:: TO BE DONE ::
Return all entries precisely as they stand, without the images.

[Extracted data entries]
:::

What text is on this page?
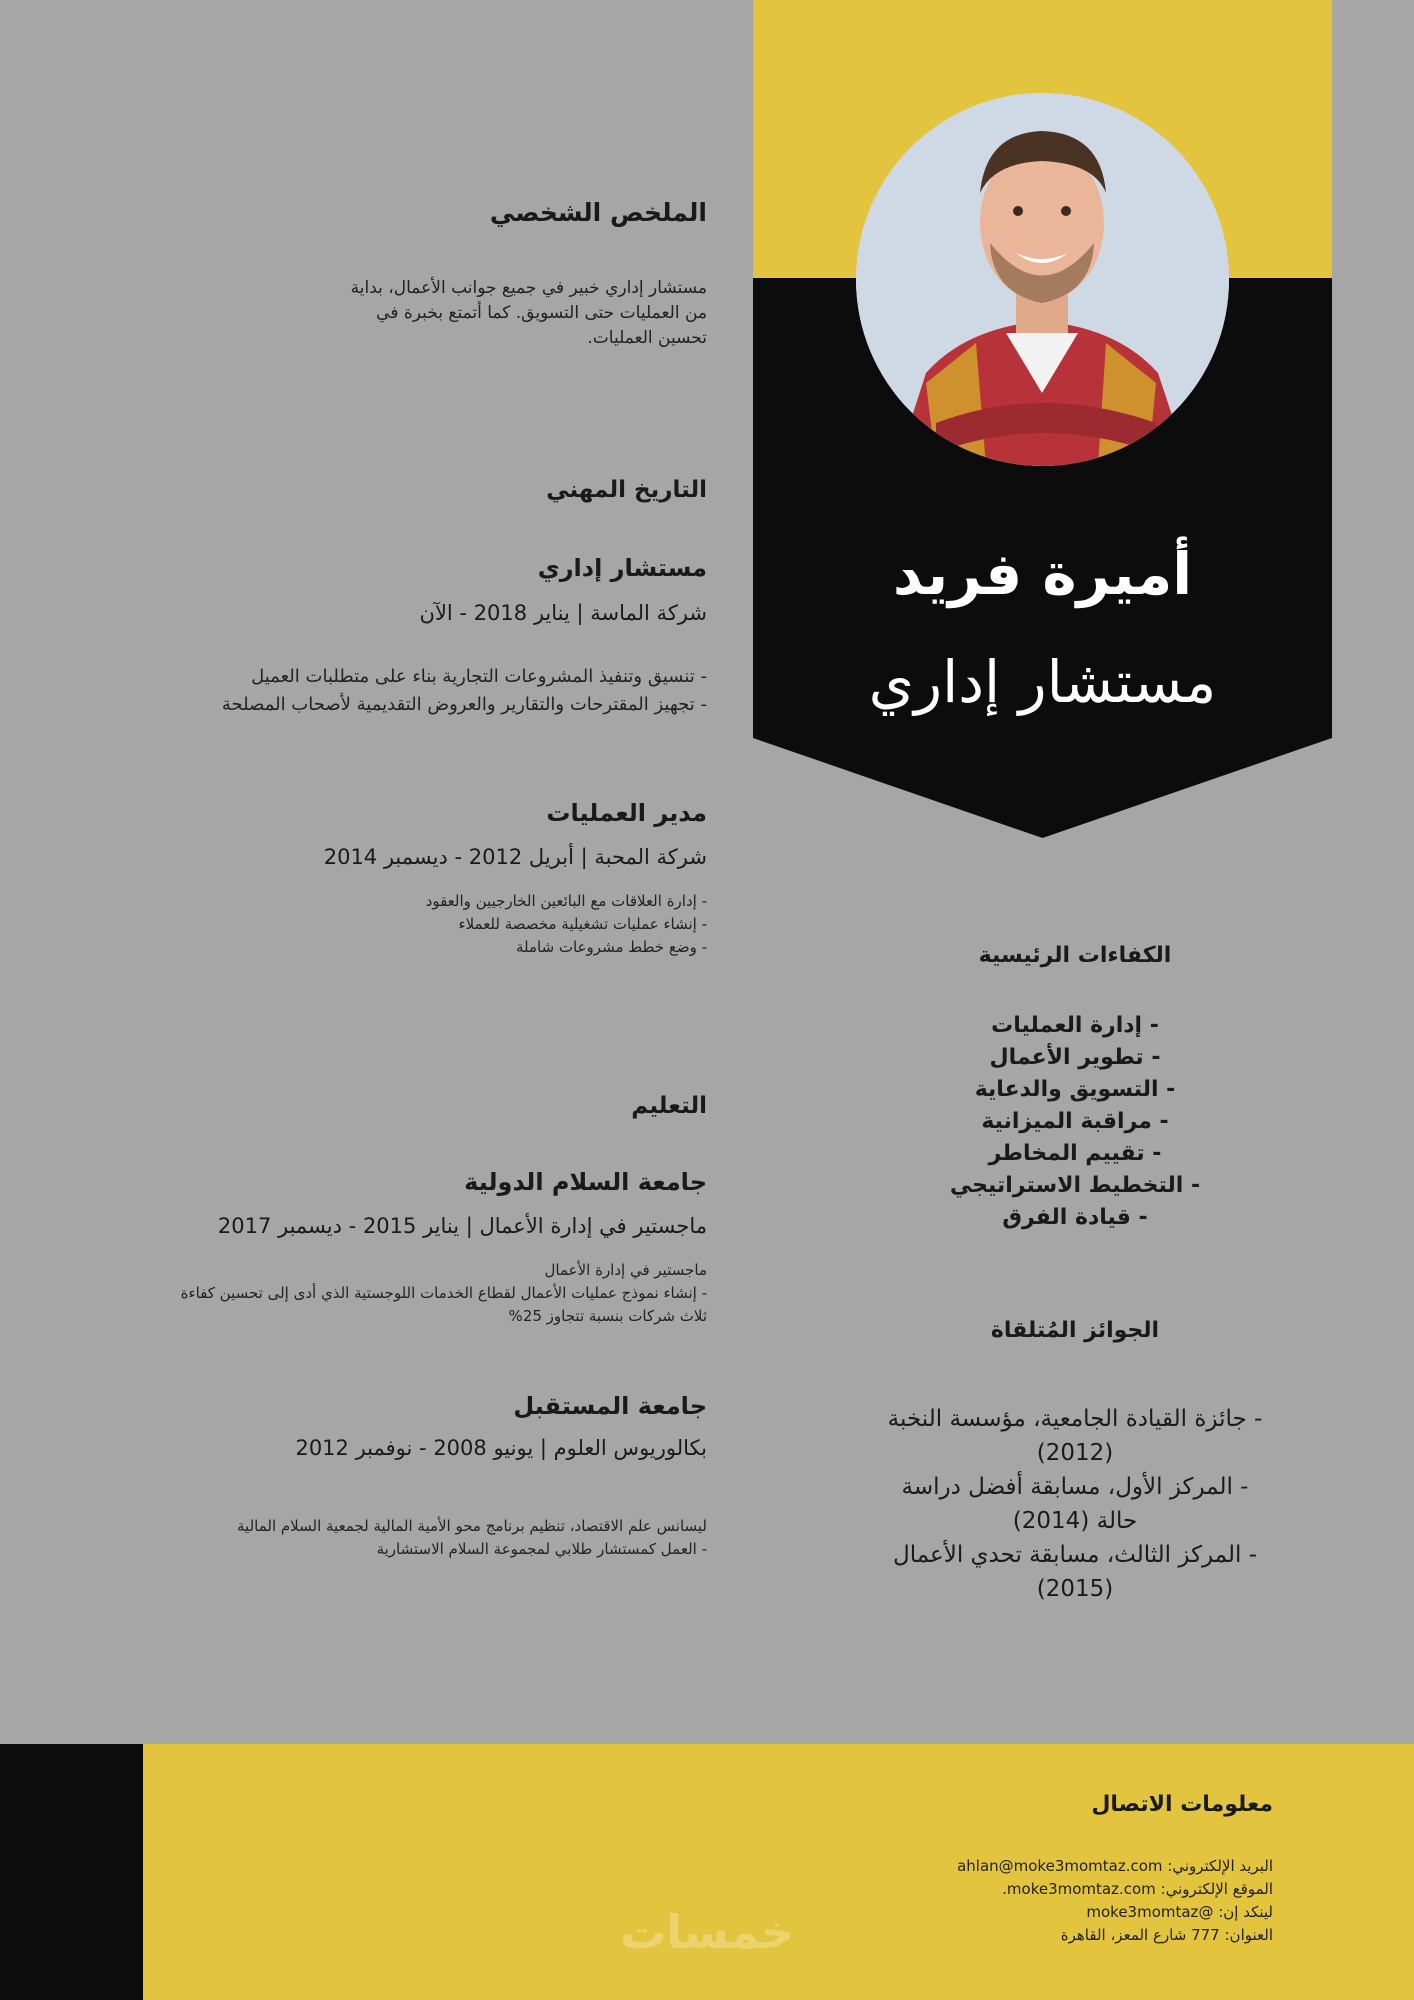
أميرة فريد
مستشار إداري
الملخص الشخصي
مستشار إداري خبير في جميع جوانب الأعمال، بداية
من العمليات حتى التسويق. كما أتمتع بخبرة في
تحسين العمليات.
التاريخ المهني
مستشار إداري
شركة الماسة | يناير 2018 - الآن
- تنسيق وتنفيذ المشروعات التجارية بناء على متطلبات العميل
- تجهيز المقترحات والتقارير والعروض التقديمية لأصحاب المصلحة
مدير العمليات
شركة المحبة | أبريل 2012 - ديسمبر 2014
- إدارة العلاقات مع البائعين الخارجيين والعقود
- إنشاء عمليات تشغيلية مخصصة للعملاء
- وضع خطط مشروعات شاملة
التعليم
جامعة السلام الدولية
ماجستير في إدارة الأعمال | يناير 2015 - ديسمبر 2017
ماجستير في إدارة الأعمال
- إنشاء نموذج عمليات الأعمال لقطاع الخدمات اللوجستية الذي أدى إلى تحسين كفاءة
ثلاث شركات بنسبة تتجاوز 25%
جامعة المستقبل
بكالوريوس العلوم | يونيو 2008 - نوفمبر 2012
ليسانس علم الاقتصاد، تنظيم برنامج محو الأمية المالية لجمعية السلام المالية
- العمل كمستشار طلابي لمجموعة السلام الاستشارية
الكفاءات الرئيسية
- إدارة العمليات
- تطوير الأعمال
- التسويق والدعاية
- مراقبة الميزانية
- تقييم المخاطر
- التخطيط الاستراتيجي
- قيادة الفرق
الجوائز المُتلقاة
- جائزة القيادة الجامعية، مؤسسة النخبة
(2012)
- المركز الأول، مسابقة أفضل دراسة
حالة (2014)
- المركز الثالث، مسابقة تحدي الأعمال
(2015)
معلومات الاتصال
البريد الإلكتروني: ahlan@moke3momtaz.com
الموقع الإلكتروني: moke3momtaz.com.
لينكد إن: @moke3momtaz
العنوان: 777 شارع المعز، القاهرة
خمسات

:::

:: THE ANSWER ::
What text is on this page?
أميرة فريد
مستشار إداري
الملخص الشخصي
مستشار إداري خبير في جميع جوانب الأعمال، بداية
من العمليات حتى التسويق. كما أتمتع بخبرة في
تحسين العمليات.
التاريخ المهني
مستشار إداري
شركة الماسة | يناير 2018 - الآن
- تنسيق وتنفيذ المشروعات التجارية بناء على متطلبات العميل
- تجهيز المقترحات والتقارير والعروض التقديمية لأصحاب المصلحة
مدير العمليات
شركة المحبة | أبريل 2012 - ديسمبر 2014
- إدارة العلاقات مع البائعين الخارجيين والعقود
- إنشاء عمليات تشغيلية مخصصة للعملاء
- وضع خطط مشروعات شاملة
التعليم
جامعة السلام الدولية
ماجستير في إدارة الأعمال | يناير 2015 - ديسمبر 2017
ماجستير في إدارة الأعمال
- إنشاء نموذج عمليات الأعمال لقطاع الخدمات اللوجستية الذي أدى إلى تحسين كفاءة
ثلاث شركات بنسبة تتجاوز 25%
جامعة المستقبل
بكالوريوس العلوم | يونيو 2008 - نوفمبر 2012
ليسانس علم الاقتصاد، تنظيم برنامج محو الأمية المالية لجمعية السلام المالية
- العمل كمستشار طلابي لمجموعة السلام الاستشارية
الكفاءات الرئيسية
- إدارة العمليات
- تطوير الأعمال
- التسويق والدعاية
- مراقبة الميزانية
- تقييم المخاطر
- التخطيط الاستراتيجي
- قيادة الفرق
الجوائز المُتلقاة
- جائزة القيادة الجامعية، مؤسسة النخبة
(2012)
- المركز الأول، مسابقة أفضل دراسة
حالة (2014)
- المركز الثالث، مسابقة تحدي الأعمال
(2015)
معلومات الاتصال
البريد الإلكتروني: ahlan@moke3momtaz.com
الموقع الإلكتروني: moke3momtaz.com.
لينكد إن: @moke3momtaz
العنوان: 777 شارع المعز، القاهرة
خمسات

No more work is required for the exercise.